WHAT YOU HAVE TO DO:
Print each of the dataset items below verbatim, line for line, without altering any character.

[Dataset items]
- - - -

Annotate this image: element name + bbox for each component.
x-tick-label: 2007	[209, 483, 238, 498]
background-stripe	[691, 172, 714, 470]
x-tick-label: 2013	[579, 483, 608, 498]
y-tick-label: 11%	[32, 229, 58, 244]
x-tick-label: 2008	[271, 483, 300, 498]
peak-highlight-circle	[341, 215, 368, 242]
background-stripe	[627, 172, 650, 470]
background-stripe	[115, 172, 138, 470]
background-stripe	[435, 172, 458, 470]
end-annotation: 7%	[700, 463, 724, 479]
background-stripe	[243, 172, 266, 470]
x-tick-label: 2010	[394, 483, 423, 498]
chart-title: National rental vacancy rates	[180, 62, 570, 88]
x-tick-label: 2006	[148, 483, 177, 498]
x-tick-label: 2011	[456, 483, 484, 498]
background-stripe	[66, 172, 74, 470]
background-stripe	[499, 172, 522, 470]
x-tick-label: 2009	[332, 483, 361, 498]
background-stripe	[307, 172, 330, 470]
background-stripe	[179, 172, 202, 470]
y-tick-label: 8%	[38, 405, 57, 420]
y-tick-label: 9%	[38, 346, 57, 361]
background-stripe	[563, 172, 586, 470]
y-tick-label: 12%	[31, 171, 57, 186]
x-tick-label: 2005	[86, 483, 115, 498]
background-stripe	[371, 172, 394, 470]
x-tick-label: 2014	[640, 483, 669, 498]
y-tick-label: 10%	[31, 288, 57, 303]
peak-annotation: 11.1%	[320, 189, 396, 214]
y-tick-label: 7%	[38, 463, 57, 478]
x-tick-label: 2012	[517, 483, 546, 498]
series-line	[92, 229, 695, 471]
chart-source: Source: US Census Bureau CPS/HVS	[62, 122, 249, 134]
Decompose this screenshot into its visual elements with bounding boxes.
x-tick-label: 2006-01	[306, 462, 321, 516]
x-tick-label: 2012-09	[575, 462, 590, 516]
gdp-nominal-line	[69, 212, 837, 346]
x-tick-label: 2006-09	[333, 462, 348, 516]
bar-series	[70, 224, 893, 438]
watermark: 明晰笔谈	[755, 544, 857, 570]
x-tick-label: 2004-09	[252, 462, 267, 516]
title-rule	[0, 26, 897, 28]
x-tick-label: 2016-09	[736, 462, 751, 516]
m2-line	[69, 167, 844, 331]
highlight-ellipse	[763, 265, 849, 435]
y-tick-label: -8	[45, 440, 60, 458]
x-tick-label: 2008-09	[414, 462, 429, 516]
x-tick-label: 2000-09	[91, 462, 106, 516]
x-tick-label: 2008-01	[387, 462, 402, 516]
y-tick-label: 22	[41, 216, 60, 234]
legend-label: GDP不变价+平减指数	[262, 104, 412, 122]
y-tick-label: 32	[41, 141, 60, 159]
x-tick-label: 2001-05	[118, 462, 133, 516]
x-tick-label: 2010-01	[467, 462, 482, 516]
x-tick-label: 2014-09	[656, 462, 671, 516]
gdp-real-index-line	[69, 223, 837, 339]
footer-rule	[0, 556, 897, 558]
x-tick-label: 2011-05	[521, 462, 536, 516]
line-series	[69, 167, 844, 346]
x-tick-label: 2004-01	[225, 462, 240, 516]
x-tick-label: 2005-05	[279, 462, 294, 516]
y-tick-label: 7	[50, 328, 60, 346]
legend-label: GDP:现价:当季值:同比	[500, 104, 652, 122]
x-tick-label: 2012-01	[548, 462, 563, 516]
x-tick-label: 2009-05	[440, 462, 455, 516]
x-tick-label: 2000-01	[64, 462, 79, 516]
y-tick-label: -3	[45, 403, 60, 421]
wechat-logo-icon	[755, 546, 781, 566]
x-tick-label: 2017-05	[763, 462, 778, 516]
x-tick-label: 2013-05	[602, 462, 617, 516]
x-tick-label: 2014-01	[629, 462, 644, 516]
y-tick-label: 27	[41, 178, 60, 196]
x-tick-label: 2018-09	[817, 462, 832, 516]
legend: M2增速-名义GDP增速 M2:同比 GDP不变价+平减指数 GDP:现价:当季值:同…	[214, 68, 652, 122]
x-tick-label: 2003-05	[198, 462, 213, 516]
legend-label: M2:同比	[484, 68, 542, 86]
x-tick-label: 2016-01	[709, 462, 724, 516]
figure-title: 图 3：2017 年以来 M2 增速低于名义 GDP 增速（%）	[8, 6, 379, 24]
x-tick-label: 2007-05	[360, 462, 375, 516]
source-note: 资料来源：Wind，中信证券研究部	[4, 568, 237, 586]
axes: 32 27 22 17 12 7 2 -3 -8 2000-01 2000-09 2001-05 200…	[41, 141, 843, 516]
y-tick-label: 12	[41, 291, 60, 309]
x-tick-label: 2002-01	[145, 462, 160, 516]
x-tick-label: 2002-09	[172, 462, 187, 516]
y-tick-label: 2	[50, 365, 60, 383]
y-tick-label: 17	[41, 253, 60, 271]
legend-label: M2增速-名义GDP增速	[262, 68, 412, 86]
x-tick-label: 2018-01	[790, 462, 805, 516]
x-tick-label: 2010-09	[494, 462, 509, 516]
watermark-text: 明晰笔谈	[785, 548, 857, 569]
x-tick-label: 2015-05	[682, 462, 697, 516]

- - - -

RESULT:
Annotate this image: element name + bbox for each component.
x-tick-label: 2007	[209, 483, 238, 498]
background-stripe	[691, 172, 714, 470]
x-tick-label: 2013	[579, 483, 608, 498]
y-tick-label: 11%	[32, 229, 58, 244]
x-tick-label: 2008	[271, 483, 300, 498]
peak-highlight-circle	[341, 215, 368, 242]
background-stripe	[627, 172, 650, 470]
background-stripe	[115, 172, 138, 470]
background-stripe	[435, 172, 458, 470]
end-annotation: 7%	[700, 463, 724, 479]
background-stripe	[243, 172, 266, 470]
x-tick-label: 2010	[394, 483, 423, 498]
chart-title: National rental vacancy rates	[180, 62, 570, 88]
x-tick-label: 2006	[148, 483, 177, 498]
x-tick-label: 2011	[456, 483, 484, 498]
background-stripe	[66, 172, 74, 470]
background-stripe	[499, 172, 522, 470]
x-tick-label: 2009	[332, 483, 361, 498]
background-stripe	[307, 172, 330, 470]
background-stripe	[179, 172, 202, 470]
y-tick-label: 8%	[38, 405, 57, 420]
y-tick-label: 9%	[38, 346, 57, 361]
background-stripe	[563, 172, 586, 470]
y-tick-label: 12%	[31, 171, 57, 186]
x-tick-label: 2005	[86, 483, 115, 498]
background-stripe	[371, 172, 394, 470]
x-tick-label: 2014	[640, 483, 669, 498]
y-tick-label: 10%	[31, 288, 57, 303]
peak-annotation: 11.1%	[320, 189, 396, 214]
y-tick-label: 7%	[38, 463, 57, 478]
x-tick-label: 2012	[517, 483, 546, 498]
series-line	[92, 229, 695, 471]
chart-source: Source: US Census Bureau CPS/HVS	[62, 122, 249, 134]
Decompose this screenshot into its visual elements with bounding boxes.
x-tick-label: 2006-01	[306, 462, 321, 516]
x-tick-label: 2012-09	[575, 462, 590, 516]
gdp-nominal-line	[69, 212, 837, 346]
x-tick-label: 2006-09	[333, 462, 348, 516]
bar-series	[70, 224, 893, 438]
watermark: 明晰笔谈	[755, 544, 857, 570]
x-tick-label: 2004-09	[252, 462, 267, 516]
title-rule	[0, 26, 897, 28]
x-tick-label: 2016-09	[736, 462, 751, 516]
m2-line	[69, 167, 844, 331]
highlight-ellipse	[763, 265, 849, 435]
y-tick-label: -8	[45, 440, 60, 458]
x-tick-label: 2008-09	[414, 462, 429, 516]
x-tick-label: 2000-09	[91, 462, 106, 516]
x-tick-label: 2008-01	[387, 462, 402, 516]
y-tick-label: 22	[41, 216, 60, 234]
legend-label: GDP不变价+平减指数	[262, 104, 412, 122]
y-tick-label: 32	[41, 141, 60, 159]
x-tick-label: 2001-05	[118, 462, 133, 516]
x-tick-label: 2010-01	[467, 462, 482, 516]
x-tick-label: 2014-09	[656, 462, 671, 516]
gdp-real-index-line	[69, 223, 837, 339]
footer-rule	[0, 556, 897, 558]
x-tick-label: 2011-05	[521, 462, 536, 516]
line-series	[69, 167, 844, 346]
x-tick-label: 2004-01	[225, 462, 240, 516]
x-tick-label: 2005-05	[279, 462, 294, 516]
y-tick-label: 7	[50, 328, 60, 346]
legend-label: GDP:现价:当季值:同比	[500, 104, 652, 122]
x-tick-label: 2012-01	[548, 462, 563, 516]
x-tick-label: 2009-05	[440, 462, 455, 516]
x-tick-label: 2000-01	[64, 462, 79, 516]
y-tick-label: -3	[45, 403, 60, 421]
wechat-logo-icon	[755, 546, 781, 566]
x-tick-label: 2017-05	[763, 462, 778, 516]
x-tick-label: 2013-05	[602, 462, 617, 516]
x-tick-label: 2014-01	[629, 462, 644, 516]
y-tick-label: 27	[41, 178, 60, 196]
x-tick-label: 2018-09	[817, 462, 832, 516]
legend: M2增速-名义GDP增速 M2:同比 GDP不变价+平减指数 GDP:现价:当季值:同…	[214, 68, 652, 122]
x-tick-label: 2003-05	[198, 462, 213, 516]
legend-label: M2:同比	[484, 68, 542, 86]
x-tick-label: 2016-01	[709, 462, 724, 516]
figure-title: 图 3：2017 年以来 M2 增速低于名义 GDP 增速（%）	[8, 6, 379, 24]
x-tick-label: 2007-05	[360, 462, 375, 516]
source-note: 资料来源：Wind，中信证券研究部	[4, 568, 237, 586]
axes: 32 27 22 17 12 7 2 -3 -8 2000-01 2000-09 2001-05 200…	[41, 141, 843, 516]
y-tick-label: 12	[41, 291, 60, 309]
x-tick-label: 2002-01	[145, 462, 160, 516]
x-tick-label: 2002-09	[172, 462, 187, 516]
y-tick-label: 2	[50, 365, 60, 383]
y-tick-label: 17	[41, 253, 60, 271]
legend-label: M2增速-名义GDP增速	[262, 68, 412, 86]
x-tick-label: 2018-01	[790, 462, 805, 516]
x-tick-label: 2010-09	[494, 462, 509, 516]
watermark-text: 明晰笔谈	[785, 548, 857, 569]
x-tick-label: 2015-05	[682, 462, 697, 516]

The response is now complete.